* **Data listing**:

=======

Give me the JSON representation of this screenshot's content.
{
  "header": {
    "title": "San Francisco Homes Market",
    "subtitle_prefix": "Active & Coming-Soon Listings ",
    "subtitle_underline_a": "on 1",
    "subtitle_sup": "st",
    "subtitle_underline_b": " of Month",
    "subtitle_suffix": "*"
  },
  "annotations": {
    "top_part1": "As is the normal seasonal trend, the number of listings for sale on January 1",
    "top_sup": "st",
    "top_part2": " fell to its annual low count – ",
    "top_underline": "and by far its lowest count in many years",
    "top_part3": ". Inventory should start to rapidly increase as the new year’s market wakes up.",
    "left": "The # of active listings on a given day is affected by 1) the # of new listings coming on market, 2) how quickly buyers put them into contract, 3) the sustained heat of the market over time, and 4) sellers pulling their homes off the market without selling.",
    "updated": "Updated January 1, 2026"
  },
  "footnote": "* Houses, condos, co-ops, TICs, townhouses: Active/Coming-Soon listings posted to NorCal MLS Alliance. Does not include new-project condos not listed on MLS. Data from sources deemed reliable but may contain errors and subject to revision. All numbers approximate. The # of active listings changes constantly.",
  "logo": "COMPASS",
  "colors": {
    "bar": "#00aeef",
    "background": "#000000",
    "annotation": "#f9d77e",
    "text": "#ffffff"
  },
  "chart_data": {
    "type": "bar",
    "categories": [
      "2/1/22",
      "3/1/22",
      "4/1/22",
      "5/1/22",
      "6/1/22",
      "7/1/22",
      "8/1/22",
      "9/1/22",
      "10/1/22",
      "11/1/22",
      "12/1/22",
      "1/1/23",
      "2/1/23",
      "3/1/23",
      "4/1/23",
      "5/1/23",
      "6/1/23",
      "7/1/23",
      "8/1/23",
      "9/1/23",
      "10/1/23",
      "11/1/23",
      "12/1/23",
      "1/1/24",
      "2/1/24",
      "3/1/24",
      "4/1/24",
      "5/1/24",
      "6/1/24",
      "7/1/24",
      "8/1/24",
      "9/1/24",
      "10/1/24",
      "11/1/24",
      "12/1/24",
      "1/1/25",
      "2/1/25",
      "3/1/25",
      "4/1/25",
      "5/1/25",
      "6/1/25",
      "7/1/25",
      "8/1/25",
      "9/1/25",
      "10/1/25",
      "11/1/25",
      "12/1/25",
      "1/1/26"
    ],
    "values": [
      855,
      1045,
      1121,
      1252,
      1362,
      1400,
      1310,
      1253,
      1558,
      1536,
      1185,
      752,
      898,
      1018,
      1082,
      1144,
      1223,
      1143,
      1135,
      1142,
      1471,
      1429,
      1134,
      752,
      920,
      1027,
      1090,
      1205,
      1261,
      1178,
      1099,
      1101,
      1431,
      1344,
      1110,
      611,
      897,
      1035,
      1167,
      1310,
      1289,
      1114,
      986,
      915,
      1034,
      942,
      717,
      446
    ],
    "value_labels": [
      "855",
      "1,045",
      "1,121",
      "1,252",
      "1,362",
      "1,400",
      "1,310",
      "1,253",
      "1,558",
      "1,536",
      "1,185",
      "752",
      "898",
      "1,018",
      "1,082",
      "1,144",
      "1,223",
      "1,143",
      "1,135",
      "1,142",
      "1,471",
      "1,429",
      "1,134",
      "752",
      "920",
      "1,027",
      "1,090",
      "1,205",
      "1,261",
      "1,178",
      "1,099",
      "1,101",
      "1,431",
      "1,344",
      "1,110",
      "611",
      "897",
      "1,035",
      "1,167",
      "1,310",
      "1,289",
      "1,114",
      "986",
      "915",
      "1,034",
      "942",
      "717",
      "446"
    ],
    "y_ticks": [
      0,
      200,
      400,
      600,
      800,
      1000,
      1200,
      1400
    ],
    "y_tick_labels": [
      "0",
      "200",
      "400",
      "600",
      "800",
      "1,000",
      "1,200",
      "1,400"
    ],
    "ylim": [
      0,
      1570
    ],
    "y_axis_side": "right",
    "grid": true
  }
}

=======

* **What is expected**:
From the data above, copy each line that has the string "count".

* **Result of this task**:
    "top_part2": " fell to its annual low count – ",
    "top_underline": "and by far its lowest count in many years",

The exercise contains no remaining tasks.